---- ENTRIES SUPPLIED

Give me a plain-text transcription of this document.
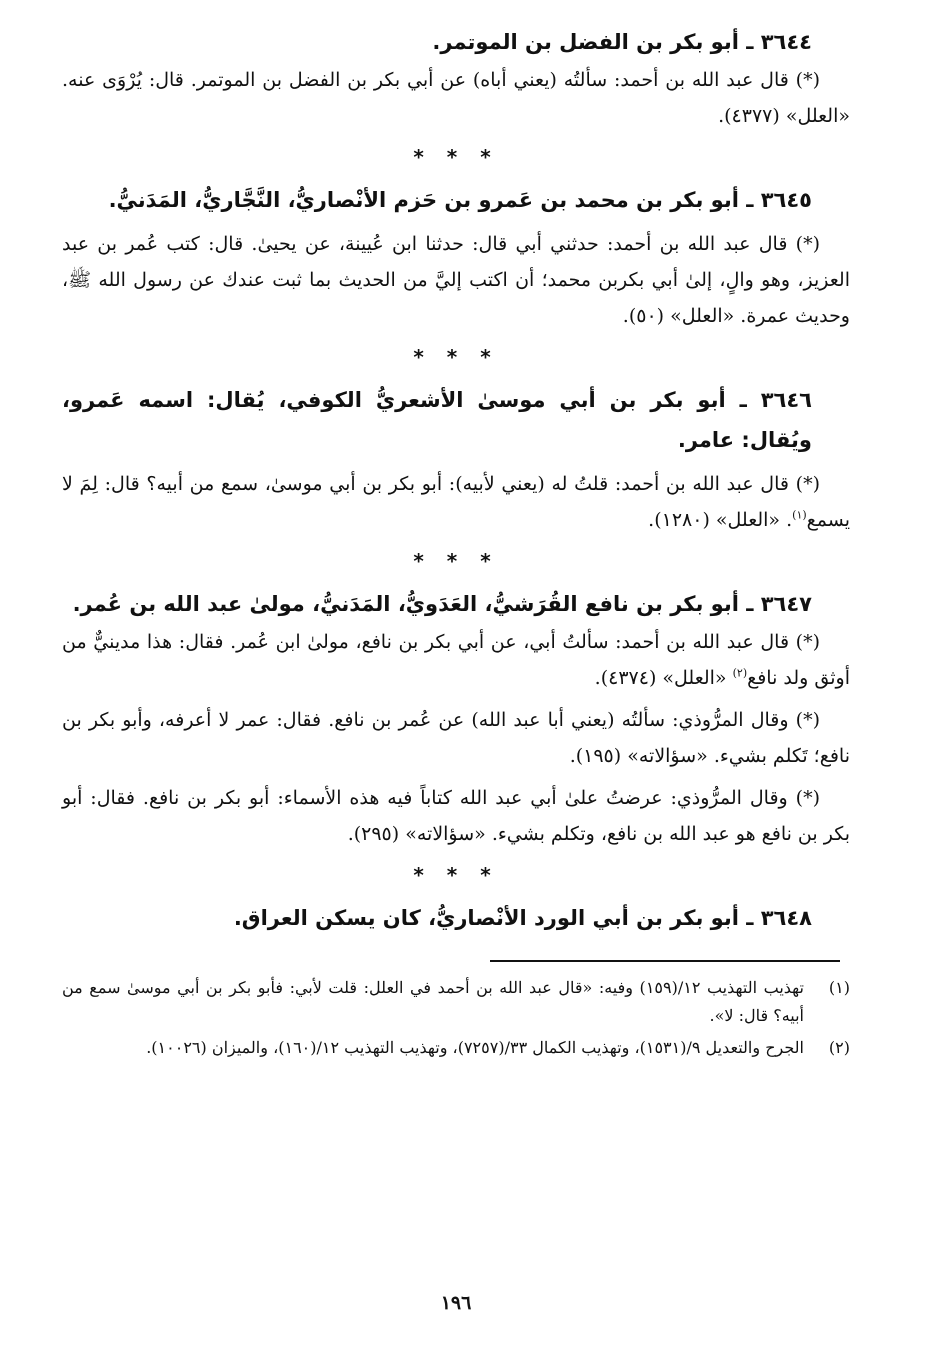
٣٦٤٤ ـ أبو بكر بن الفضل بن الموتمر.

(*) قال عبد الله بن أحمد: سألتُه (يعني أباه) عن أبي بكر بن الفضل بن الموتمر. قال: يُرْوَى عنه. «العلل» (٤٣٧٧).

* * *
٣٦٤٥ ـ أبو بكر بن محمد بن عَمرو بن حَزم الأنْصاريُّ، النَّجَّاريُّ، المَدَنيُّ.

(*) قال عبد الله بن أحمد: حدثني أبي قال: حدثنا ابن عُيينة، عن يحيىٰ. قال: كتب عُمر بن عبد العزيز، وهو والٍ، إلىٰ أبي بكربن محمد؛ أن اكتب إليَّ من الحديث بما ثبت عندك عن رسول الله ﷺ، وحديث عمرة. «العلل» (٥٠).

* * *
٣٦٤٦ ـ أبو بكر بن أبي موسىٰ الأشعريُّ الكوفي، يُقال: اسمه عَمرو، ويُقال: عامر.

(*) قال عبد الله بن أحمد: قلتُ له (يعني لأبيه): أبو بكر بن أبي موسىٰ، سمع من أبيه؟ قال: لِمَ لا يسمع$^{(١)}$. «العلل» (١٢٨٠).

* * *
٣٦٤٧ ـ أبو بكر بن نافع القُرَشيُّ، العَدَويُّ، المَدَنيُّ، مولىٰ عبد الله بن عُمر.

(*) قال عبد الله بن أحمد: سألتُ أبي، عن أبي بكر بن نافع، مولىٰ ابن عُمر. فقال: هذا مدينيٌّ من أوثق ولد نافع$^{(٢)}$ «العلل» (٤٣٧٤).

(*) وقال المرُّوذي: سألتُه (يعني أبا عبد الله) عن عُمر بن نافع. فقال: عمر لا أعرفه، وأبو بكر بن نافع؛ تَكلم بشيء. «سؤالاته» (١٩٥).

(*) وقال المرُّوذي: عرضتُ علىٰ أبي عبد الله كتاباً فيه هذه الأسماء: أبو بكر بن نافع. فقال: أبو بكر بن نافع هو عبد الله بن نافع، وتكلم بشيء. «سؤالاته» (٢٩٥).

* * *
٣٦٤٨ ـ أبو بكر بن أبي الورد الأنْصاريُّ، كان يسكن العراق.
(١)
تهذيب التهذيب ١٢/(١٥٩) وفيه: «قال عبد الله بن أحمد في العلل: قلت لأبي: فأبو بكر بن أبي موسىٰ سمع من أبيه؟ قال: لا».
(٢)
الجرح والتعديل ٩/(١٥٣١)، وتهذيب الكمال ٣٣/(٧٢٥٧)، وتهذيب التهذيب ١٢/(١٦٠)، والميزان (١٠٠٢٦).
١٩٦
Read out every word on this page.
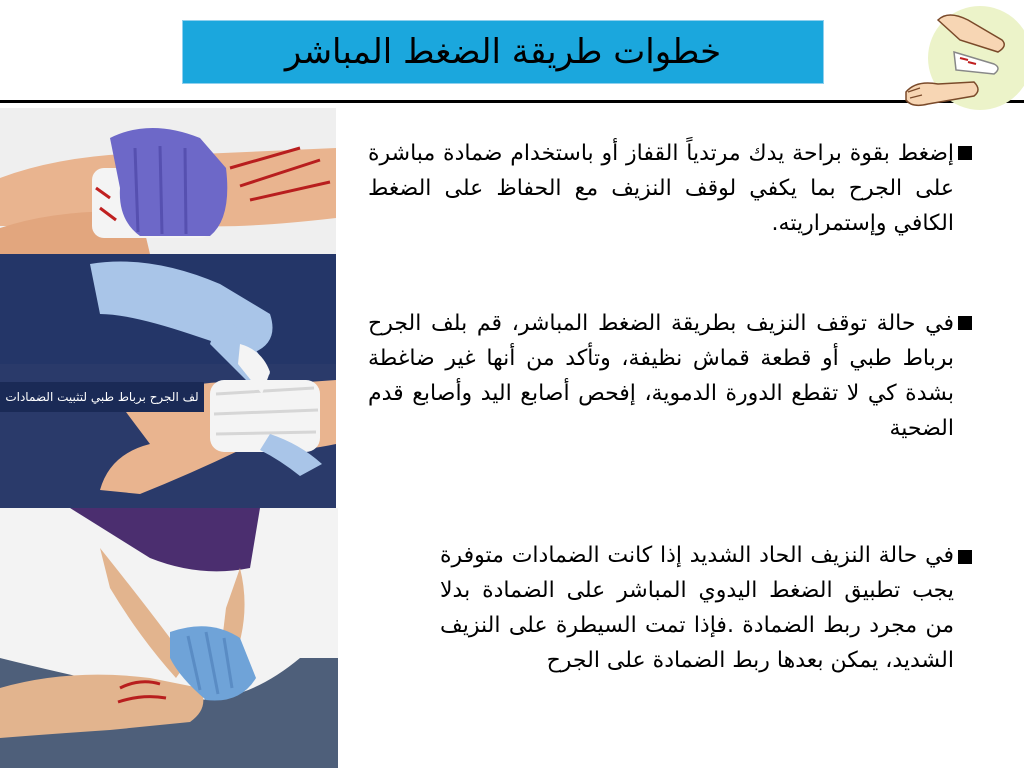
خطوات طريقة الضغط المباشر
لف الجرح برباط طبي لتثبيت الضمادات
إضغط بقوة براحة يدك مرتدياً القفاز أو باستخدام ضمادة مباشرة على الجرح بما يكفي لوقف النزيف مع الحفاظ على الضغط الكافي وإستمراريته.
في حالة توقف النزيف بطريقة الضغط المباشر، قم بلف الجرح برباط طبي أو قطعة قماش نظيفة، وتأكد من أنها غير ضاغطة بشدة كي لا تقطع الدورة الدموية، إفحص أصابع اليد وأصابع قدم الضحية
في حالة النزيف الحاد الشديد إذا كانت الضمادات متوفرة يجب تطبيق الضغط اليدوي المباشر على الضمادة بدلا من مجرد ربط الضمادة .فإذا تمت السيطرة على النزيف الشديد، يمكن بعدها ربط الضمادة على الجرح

--------

= WHAT TO PRODUCE =
Copy every line above in which the string "التهذيب" shows up.

= WRITTEN SOLUTION =
تهذيب التهذيب ١٢/(١٥٩) وفيه: «قال عبد الله بن أحمد في العلل: قلت لأبي: فأبو بكر بن أبي موسىٰ سمع من أبيه؟ قال: لا».
الجرح والتعديل ٩/(١٥٣١)، وتهذيب الكمال ٣٣/(٧٢٥٧)، وتهذيب التهذيب ١٢/(١٦٠)، والميزان (١٠٠٢٦).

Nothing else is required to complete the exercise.